Excerpted passage
The Protection of Cooking Equipment

R.T. Leicht

Fire Protection is more than merely “squirting wet stuff at hot stuff”! Any fire protection profes­sional will acknowledge that fire protection, in its entirety, is a system. In commercial cooking operations, fire protection consists of four pri­mary components; Prevention, Con­finement, Detection, and Extinguish­ment.

Prevention is summarized into subparts: control of ignition sources and control of combustible materials. The human element plays a major role in the control of ignition sources. Restaurant management has to first commit to training employees in the proper operation of cooking equip­ment… to see that it’s not being oper­ated at too high a temperature. Addi­tionally, management has to commit to routine maintenance… needed to assure that defective equipment/ motors do not become the culprit of unwanted heat source. Since accumu­lations of renegade grease deposits is a common fuel source for kitchen fires, the best means of controlling combustible materials is a conscien­tious hood and duct cleaning pro­gram by competent individuals. The cleaning should extend to all areas where dangerous grease accumula­tions may be found, not just to the hood and duct areas.

Confinement of the unprevented fire in exhaust ducts is a topic that has been under a great deal of study lately. The original purpose of ex­haust ducts was to vent excess heat and gases to the outside. This origi­nal intention didn’t take into account that there might be a fire in the duct. As restaurants in buildings of com­bustible construction burnt down at too high a rate in the 40’s and 50’s, it became apparent that combustible concealed spaces needed to be pro­tected from the duct by separation at modest distances or enclosure in a fire rated chase or some other new technology.

Task directions
Please carry on the passage about fire protection for commercial cooking equipment, picking up right after its final sentence. The listing that comes next is separate material and has no connection to the passage on kitchen fire protection.

Provided material
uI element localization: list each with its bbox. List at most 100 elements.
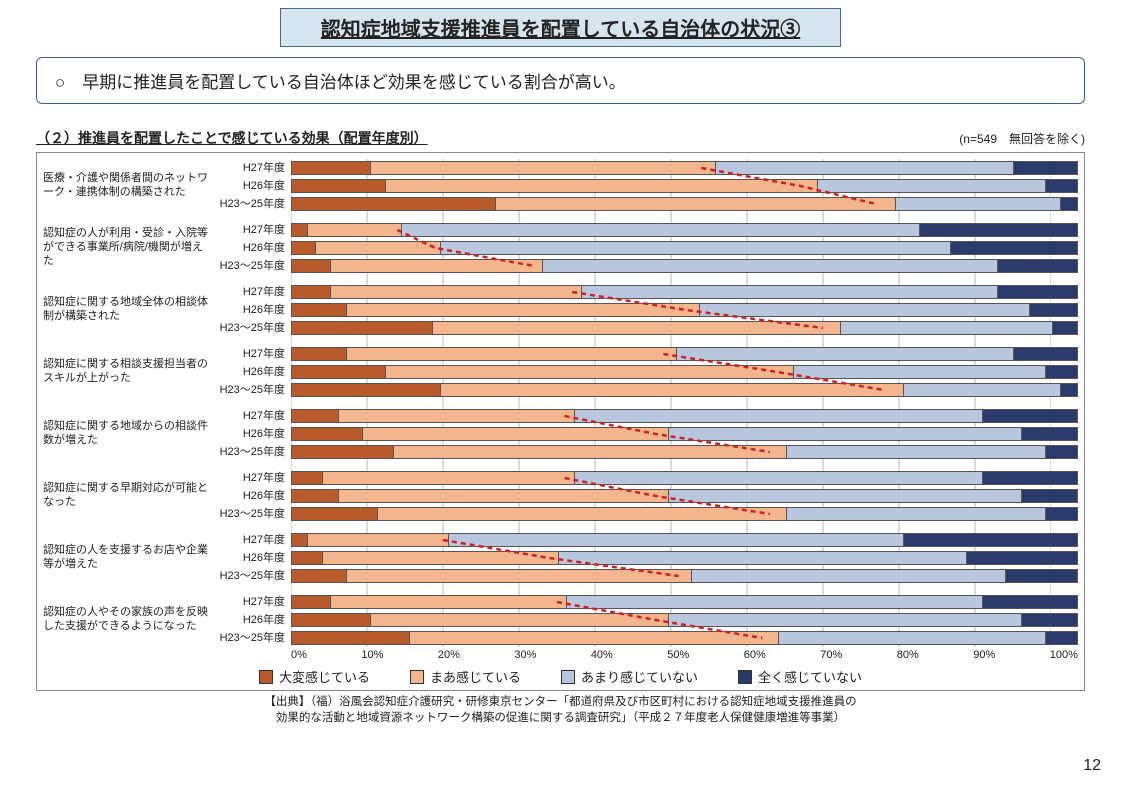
bar-row bbox=[291, 407, 1078, 425]
bar-segment bbox=[292, 384, 441, 396]
bar-segment bbox=[1053, 322, 1077, 334]
category-label: 医療・介護や関係者間のネットワーク・連携体制の構築された bbox=[43, 159, 213, 213]
bar-segment bbox=[386, 180, 818, 192]
year-label: H23～25年度 bbox=[213, 567, 285, 585]
year-label: H23～25年度 bbox=[213, 195, 285, 213]
bar-segment bbox=[292, 322, 433, 334]
bar-segment bbox=[543, 260, 998, 272]
bar-segment bbox=[567, 596, 983, 608]
bar-segment bbox=[331, 286, 582, 298]
year-label: H27年度 bbox=[213, 283, 285, 301]
bar-segment bbox=[794, 366, 1045, 378]
bar-segment bbox=[967, 552, 1077, 564]
bar-segment bbox=[292, 632, 410, 644]
bar-segment bbox=[787, 508, 1046, 520]
bar-segment bbox=[1046, 632, 1077, 644]
bar-segment bbox=[433, 322, 841, 334]
bar-segment bbox=[1046, 366, 1077, 378]
bar-segment bbox=[292, 286, 331, 298]
year-label: H26年度 bbox=[213, 301, 285, 319]
bar-segment bbox=[347, 570, 692, 582]
axis-tick: 50% bbox=[667, 649, 689, 661]
bar-segment bbox=[575, 410, 983, 422]
legend-label: あまり感じていない bbox=[581, 667, 698, 686]
bar-segment bbox=[292, 410, 339, 422]
legend-swatch bbox=[561, 670, 575, 684]
bar-segment bbox=[904, 384, 1061, 396]
x-axis-ticks: 0%10%20%30%40%50%60%70%80%90%100% bbox=[291, 649, 1078, 661]
bar-segment bbox=[292, 534, 308, 546]
bar-segment bbox=[292, 446, 394, 458]
bar-segment bbox=[316, 242, 442, 254]
bar-segment bbox=[331, 596, 567, 608]
axis-tick: 30% bbox=[514, 649, 536, 661]
bar-segment bbox=[1046, 180, 1077, 192]
bar-row bbox=[291, 549, 1078, 567]
axis-tick: 10% bbox=[361, 649, 383, 661]
bar-row bbox=[291, 363, 1078, 381]
bar-segment bbox=[1030, 304, 1077, 316]
page-number: 12 bbox=[1083, 757, 1101, 775]
bar-row bbox=[291, 425, 1078, 443]
bar-segment bbox=[308, 534, 449, 546]
bar-row bbox=[291, 593, 1078, 611]
axis-tick: 20% bbox=[438, 649, 460, 661]
bar-segment bbox=[779, 632, 1046, 644]
category-label: 認知症に関する地域全体の相談体制が構築された bbox=[43, 283, 213, 337]
year-label: H23～25年度 bbox=[213, 629, 285, 647]
bar-segment bbox=[896, 198, 1061, 210]
year-label: H26年度 bbox=[213, 363, 285, 381]
bar-segment bbox=[1022, 614, 1077, 626]
chart-legend: 大変感じているまあ感じているあまり感じていない全く感じていない bbox=[43, 667, 1078, 686]
category-label: 認知症の人やその家族の声を反映した支援ができるようになった bbox=[43, 593, 213, 647]
bar-segment bbox=[292, 260, 331, 272]
year-label: H27年度 bbox=[213, 407, 285, 425]
bar-segment bbox=[441, 384, 904, 396]
bar-segment bbox=[292, 242, 316, 254]
bar-segment bbox=[339, 410, 575, 422]
bar-segment bbox=[1061, 384, 1077, 396]
bar-segment bbox=[378, 508, 786, 520]
bar-row bbox=[291, 505, 1078, 523]
bar-segment bbox=[669, 614, 1022, 626]
bar-segment bbox=[1006, 570, 1077, 582]
bar-segment bbox=[292, 552, 323, 564]
bar-row bbox=[291, 381, 1078, 399]
bar-segment bbox=[559, 552, 967, 564]
year-label: H23～25年度 bbox=[213, 381, 285, 399]
source-citation: 【出典】（福）浴風会認知症介護研究・研修東京センター「都道府県及び市区町村におけ… bbox=[36, 695, 1085, 726]
bar-segment bbox=[998, 260, 1077, 272]
year-label: H23～25年度 bbox=[213, 319, 285, 337]
bar-segment bbox=[292, 596, 331, 608]
bar-segment bbox=[841, 322, 1053, 334]
bar-segment bbox=[983, 472, 1077, 484]
chart-frame: 医療・介護や関係者間のネットワーク・連携体制の構築された認知症の人が利用・受診・… bbox=[36, 152, 1085, 691]
bar-segment bbox=[292, 490, 339, 502]
bar-segment bbox=[1022, 490, 1077, 502]
axis-tick: 80% bbox=[897, 649, 919, 661]
bar-segment bbox=[700, 304, 1030, 316]
bar-segment bbox=[998, 286, 1077, 298]
bar-segment bbox=[347, 348, 677, 360]
legend-swatch bbox=[738, 670, 752, 684]
year-label: H26年度 bbox=[213, 425, 285, 443]
summary-box: ○ 早期に推進員を配置している自治体ほど効果を感じている割合が高い。 bbox=[36, 57, 1085, 104]
bar-segment bbox=[1046, 446, 1077, 458]
bar-row bbox=[291, 301, 1078, 319]
year-label: H27年度 bbox=[213, 469, 285, 487]
bar-segment bbox=[496, 198, 896, 210]
bar-segment bbox=[292, 304, 347, 316]
bar-segment bbox=[371, 162, 716, 174]
category-label: 認知症の人を支援するお店や企業等が増えた bbox=[43, 531, 213, 585]
year-label: H27年度 bbox=[213, 159, 285, 177]
bar-segment bbox=[402, 224, 920, 236]
bar-segment bbox=[818, 180, 1046, 192]
year-label: H23～25年度 bbox=[213, 505, 285, 523]
axis-tick: 70% bbox=[820, 649, 842, 661]
bar-row bbox=[291, 531, 1078, 549]
bar-segment bbox=[787, 446, 1046, 458]
category-label: 認知症に関する相談支援担当者のスキルが上がった bbox=[43, 345, 213, 399]
year-label: H26年度 bbox=[213, 239, 285, 257]
year-label: H27年度 bbox=[213, 593, 285, 611]
bar-segment bbox=[716, 162, 1014, 174]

Task answer
Detection in its most efficient and reliable means is by a human being. Seeing, hearing, and smelling a fire is still the most used form. However, many times a means of detection is desired even when a human being is not present. A greater benefit of auto­matic detection is all the other auto­matic appurtenances. With automatic detection, employees and patrons can be alerted, fuel can be shut off, fire departments can be notified and ex­tinguishing systems. can be activated. It is obvious why one does not want to have this feature impaired. So many other fire protection functions depend upon it.

Extinguishment comes in two varieties: manual and automatic. It can be as simple as placing a cover over a pan of flaming oil or turning off the heat. As a fire progresses, the use of the proper portable extin­guisher by a properly trained indi­vidual provides an excellent first-aid option. Over the years, automatic extinguishing systems, regardless if carbon dioxide, dry chemical, or wet chemical, has been proven to be suc­cessful in fire control when properly maintained. In the event that an automatic extinguishing system is not successful, automatic sprinkler sys­tems provide the best documented fire protection to a building and its contents. Additionally, they are considered relatively inexhaustible. However, not all buildings are sprin­kler protected. In the unlikely event that all the components of the com­mercial cooking protection fails, we should always be able to rely on public fire departments to save the neighborhood by controlling the fire to the building of origin.

In conclusion, the fire protection system is like all other systems in that it is dynamic. And as such, each component of the system is required to be maintained and re-evaluated. Any disruption of any single part of the system can adversely affect the total product and overall goal of the system.

About the Author: R. T. Leicht is a fire protection engineer for the State Fire Marshal’s Office in Delaware. He is past president of the Delaware Valley Fire Marshal’s Association and sits on a number of committees for the Fire Marshals Association of North America. He also serves as the Deputy Fire Marshal in Springfield, PA and is involved with the NFPA on many levels including a principal on numerous Technical Committees.

This article appeared in the Third Quarter 1998 edition of “The Scratch Pad”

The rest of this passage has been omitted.